Could you quote, exactly as they stand, the lines running from the one with "Output the underlying" to the final line of the material?

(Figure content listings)
______
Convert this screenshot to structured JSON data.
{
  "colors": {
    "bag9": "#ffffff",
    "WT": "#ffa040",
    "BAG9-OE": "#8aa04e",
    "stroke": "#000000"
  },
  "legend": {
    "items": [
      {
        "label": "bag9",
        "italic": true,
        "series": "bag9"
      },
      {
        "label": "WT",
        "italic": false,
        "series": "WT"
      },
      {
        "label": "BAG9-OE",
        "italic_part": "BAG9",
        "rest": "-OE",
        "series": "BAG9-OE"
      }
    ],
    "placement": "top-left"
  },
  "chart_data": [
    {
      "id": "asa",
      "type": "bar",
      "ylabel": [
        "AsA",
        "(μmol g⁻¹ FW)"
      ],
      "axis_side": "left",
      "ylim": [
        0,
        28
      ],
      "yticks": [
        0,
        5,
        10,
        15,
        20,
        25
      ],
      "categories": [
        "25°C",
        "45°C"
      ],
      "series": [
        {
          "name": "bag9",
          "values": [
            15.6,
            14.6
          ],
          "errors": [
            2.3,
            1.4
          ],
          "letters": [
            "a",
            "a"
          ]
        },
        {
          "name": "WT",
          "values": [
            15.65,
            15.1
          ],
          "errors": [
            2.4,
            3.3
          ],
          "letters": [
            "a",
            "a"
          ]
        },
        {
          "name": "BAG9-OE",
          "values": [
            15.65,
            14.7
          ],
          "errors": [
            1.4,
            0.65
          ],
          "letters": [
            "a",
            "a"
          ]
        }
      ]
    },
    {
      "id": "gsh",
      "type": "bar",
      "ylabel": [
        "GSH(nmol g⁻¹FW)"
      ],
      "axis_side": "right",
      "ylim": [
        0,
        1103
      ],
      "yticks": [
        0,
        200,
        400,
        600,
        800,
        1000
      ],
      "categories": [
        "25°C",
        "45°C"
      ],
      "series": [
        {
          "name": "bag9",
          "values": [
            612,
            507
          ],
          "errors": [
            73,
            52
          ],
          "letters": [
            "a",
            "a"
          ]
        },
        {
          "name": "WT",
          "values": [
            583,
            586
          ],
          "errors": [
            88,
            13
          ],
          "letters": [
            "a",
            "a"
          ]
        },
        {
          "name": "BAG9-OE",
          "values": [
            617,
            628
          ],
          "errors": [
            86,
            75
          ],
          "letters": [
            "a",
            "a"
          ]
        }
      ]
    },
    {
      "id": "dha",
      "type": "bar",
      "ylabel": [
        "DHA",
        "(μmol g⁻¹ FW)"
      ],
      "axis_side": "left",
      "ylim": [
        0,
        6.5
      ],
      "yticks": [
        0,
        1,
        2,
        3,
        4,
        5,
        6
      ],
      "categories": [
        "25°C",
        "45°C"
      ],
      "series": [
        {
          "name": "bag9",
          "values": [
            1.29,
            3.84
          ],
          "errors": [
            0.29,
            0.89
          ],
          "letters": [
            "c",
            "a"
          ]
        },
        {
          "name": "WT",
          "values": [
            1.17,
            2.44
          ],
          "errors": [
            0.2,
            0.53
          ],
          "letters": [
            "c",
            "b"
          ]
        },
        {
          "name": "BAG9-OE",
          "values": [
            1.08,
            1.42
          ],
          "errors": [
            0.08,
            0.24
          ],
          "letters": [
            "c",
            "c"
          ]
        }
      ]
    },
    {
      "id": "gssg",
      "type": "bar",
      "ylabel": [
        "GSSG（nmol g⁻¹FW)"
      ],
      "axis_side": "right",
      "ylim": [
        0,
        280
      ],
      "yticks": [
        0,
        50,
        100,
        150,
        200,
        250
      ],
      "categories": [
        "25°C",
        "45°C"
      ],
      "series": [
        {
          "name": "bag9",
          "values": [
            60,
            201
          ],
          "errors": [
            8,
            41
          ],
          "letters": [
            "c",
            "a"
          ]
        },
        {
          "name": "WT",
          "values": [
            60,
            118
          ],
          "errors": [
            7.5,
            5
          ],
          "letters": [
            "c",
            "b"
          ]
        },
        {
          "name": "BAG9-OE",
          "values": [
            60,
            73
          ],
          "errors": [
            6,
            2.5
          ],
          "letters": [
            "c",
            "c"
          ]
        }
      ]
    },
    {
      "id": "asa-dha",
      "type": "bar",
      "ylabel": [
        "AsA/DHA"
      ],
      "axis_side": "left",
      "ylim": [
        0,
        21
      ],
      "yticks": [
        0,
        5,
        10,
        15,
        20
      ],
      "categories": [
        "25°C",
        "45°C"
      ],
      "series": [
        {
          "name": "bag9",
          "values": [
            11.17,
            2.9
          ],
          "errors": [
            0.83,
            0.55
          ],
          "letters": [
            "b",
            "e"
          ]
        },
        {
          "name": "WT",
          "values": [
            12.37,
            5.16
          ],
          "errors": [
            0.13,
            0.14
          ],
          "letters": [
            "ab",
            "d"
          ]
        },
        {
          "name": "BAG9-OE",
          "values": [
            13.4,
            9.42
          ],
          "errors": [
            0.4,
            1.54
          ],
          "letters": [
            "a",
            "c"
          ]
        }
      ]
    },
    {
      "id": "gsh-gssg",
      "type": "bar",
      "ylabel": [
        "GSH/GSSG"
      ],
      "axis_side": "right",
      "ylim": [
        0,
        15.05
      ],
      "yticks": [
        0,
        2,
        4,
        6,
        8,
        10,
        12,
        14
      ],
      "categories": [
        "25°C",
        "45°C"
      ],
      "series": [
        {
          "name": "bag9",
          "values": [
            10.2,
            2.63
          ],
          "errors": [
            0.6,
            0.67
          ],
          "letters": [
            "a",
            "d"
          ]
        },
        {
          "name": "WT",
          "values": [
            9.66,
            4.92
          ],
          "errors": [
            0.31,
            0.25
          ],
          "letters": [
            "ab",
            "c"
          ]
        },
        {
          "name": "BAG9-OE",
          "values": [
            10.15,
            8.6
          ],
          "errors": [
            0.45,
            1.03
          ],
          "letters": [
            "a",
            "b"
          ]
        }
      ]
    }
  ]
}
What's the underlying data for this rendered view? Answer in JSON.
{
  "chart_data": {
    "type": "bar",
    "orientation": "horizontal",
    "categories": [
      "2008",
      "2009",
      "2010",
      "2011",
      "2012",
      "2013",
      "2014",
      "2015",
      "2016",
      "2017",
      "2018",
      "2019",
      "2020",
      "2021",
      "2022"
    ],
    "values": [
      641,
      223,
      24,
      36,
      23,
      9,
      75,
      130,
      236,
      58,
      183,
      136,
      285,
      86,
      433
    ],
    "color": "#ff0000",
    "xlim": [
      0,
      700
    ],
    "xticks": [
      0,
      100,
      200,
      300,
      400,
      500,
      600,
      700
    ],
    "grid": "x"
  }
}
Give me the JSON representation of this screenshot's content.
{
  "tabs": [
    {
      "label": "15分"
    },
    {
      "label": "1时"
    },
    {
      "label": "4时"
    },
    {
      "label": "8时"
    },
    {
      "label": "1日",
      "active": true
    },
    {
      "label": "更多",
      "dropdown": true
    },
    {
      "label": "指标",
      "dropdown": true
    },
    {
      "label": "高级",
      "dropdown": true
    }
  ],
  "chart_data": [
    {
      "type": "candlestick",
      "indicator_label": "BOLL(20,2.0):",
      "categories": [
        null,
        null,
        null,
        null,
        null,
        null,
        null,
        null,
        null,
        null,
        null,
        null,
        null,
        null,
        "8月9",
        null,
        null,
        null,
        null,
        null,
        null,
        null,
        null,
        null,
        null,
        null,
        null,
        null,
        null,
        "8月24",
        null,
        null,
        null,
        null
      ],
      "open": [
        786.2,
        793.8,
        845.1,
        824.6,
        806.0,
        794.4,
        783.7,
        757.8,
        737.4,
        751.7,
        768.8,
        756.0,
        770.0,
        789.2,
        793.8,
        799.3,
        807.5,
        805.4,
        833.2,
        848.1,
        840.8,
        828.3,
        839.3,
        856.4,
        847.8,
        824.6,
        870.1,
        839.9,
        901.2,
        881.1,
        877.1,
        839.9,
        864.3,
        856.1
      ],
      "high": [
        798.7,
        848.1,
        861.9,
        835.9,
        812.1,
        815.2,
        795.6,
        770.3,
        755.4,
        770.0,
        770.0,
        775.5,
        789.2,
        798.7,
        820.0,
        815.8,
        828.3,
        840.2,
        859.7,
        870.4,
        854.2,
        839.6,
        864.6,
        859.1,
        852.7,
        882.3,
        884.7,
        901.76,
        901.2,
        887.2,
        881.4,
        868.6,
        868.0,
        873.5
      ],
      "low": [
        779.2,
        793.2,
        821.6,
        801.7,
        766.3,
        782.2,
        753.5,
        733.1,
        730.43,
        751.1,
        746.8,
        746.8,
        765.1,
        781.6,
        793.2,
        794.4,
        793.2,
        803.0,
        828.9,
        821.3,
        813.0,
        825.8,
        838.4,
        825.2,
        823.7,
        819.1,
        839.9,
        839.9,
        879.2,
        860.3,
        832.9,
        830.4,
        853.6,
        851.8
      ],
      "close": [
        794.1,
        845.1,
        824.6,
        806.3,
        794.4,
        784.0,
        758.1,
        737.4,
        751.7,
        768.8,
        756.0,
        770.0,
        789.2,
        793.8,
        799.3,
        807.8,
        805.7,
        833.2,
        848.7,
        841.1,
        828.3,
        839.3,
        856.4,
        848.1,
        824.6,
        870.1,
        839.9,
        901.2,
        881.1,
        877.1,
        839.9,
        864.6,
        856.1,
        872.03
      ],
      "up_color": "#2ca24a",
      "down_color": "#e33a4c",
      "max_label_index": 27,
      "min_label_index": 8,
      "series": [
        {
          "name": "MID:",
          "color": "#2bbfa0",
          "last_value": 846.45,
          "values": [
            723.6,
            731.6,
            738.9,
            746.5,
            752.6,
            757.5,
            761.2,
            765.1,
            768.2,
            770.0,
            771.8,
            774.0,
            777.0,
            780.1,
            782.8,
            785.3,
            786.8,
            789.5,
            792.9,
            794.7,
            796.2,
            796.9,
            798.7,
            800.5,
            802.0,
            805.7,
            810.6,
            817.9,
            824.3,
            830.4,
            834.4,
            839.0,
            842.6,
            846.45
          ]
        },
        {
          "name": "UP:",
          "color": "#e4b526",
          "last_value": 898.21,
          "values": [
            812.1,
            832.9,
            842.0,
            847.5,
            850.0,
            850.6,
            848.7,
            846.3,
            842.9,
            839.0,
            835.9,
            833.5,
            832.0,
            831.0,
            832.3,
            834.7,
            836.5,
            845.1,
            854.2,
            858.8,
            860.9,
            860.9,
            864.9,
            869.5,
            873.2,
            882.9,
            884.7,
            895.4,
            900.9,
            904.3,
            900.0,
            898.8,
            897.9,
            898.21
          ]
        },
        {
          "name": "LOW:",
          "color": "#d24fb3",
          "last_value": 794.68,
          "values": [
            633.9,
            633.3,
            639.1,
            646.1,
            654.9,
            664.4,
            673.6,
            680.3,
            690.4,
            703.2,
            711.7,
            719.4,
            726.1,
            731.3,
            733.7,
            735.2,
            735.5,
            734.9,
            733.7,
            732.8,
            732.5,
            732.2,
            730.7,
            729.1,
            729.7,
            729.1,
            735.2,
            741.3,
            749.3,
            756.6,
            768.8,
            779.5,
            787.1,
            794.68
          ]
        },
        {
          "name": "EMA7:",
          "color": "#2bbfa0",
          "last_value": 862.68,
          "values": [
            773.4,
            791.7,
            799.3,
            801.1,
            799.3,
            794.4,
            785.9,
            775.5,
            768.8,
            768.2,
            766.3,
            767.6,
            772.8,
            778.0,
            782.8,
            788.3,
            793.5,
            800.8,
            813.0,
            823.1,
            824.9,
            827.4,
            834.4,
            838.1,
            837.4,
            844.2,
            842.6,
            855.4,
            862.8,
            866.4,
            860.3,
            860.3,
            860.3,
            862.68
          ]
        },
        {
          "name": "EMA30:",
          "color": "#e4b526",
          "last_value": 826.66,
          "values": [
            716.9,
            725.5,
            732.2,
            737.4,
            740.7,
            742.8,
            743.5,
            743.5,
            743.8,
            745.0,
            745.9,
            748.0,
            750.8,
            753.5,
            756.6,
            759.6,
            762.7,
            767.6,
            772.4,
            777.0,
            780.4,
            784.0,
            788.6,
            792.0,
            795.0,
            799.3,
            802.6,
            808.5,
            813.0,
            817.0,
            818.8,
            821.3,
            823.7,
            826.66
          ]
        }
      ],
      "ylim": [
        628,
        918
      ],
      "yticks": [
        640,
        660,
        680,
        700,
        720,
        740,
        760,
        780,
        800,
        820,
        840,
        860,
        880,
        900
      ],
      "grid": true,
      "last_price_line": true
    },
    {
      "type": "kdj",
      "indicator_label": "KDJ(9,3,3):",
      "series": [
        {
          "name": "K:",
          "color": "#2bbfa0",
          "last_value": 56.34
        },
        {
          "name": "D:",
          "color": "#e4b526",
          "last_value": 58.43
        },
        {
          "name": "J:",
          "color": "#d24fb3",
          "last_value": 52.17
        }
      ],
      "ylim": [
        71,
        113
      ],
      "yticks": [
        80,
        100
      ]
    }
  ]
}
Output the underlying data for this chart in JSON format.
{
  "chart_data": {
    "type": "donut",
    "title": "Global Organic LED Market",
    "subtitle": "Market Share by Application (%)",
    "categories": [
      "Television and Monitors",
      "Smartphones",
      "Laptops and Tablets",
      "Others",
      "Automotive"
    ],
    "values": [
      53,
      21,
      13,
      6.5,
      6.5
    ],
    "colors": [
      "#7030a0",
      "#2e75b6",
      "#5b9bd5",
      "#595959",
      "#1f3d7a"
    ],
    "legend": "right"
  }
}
______
:: REPLY TO THE TASK ::
Output the underlying data for this chart in JSON format.
{
  "chart_data": {
    "type": "donut",
    "title": "Global Organic LED Market",
    "subtitle": "Market Share by Application (%)",
    "categories": [
      "Television and Monitors",
      "Smartphones",
      "Laptops and Tablets",
      "Others",
      "Automotive"
    ],
    "values": [
      53,
      21,
      13,
      6.5,
      6.5
    ],
    "colors": [
      "#7030a0",
      "#2e75b6",
      "#5b9bd5",
      "#595959",
      "#1f3d7a"
    ],
    "legend": "right"
  }
}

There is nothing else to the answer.